--- Dataset excerpts ---

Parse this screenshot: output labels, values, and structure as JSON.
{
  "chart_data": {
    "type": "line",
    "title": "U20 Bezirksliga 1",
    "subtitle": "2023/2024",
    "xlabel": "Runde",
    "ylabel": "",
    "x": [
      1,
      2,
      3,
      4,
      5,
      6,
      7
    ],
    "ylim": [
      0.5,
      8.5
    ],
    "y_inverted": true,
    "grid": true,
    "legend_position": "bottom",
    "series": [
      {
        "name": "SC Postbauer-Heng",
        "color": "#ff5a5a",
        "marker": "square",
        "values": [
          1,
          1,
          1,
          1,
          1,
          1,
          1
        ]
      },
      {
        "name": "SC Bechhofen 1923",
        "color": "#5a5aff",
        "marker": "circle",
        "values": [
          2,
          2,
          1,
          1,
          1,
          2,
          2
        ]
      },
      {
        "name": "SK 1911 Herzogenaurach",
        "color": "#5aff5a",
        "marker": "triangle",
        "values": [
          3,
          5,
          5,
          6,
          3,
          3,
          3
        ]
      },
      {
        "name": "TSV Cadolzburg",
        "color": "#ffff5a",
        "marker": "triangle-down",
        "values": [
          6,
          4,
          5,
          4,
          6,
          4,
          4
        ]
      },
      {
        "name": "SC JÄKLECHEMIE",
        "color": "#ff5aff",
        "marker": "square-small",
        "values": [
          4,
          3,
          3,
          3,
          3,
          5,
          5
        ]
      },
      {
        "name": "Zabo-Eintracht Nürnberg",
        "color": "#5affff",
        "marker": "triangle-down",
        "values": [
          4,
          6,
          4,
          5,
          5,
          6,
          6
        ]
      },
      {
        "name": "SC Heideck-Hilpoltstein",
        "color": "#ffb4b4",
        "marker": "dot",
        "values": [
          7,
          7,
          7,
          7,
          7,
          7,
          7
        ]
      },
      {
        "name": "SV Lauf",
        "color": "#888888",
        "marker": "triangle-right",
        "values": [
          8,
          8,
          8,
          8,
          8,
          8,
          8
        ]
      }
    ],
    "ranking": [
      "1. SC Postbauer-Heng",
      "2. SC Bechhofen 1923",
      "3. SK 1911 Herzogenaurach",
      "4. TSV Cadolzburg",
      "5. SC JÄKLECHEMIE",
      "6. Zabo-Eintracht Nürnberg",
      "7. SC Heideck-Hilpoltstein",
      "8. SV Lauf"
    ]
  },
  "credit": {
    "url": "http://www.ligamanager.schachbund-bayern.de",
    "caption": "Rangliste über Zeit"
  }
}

---

» Task brief:
Copy out all lines that carry the word "name".

» Result for this task:
        "name": "SC Postbauer-Heng",
        "name": "SC Bechhofen 1923",
        "name": "SK 1911 Herzogenaurach",
        "name": "TSV Cadolzburg",
        "name": "SC JÄKLECHEMIE",
        "name": "Zabo-Eintracht Nürnberg",
        "name": "SC Heideck-Hilpoltstein",
        "name": "SV Lauf",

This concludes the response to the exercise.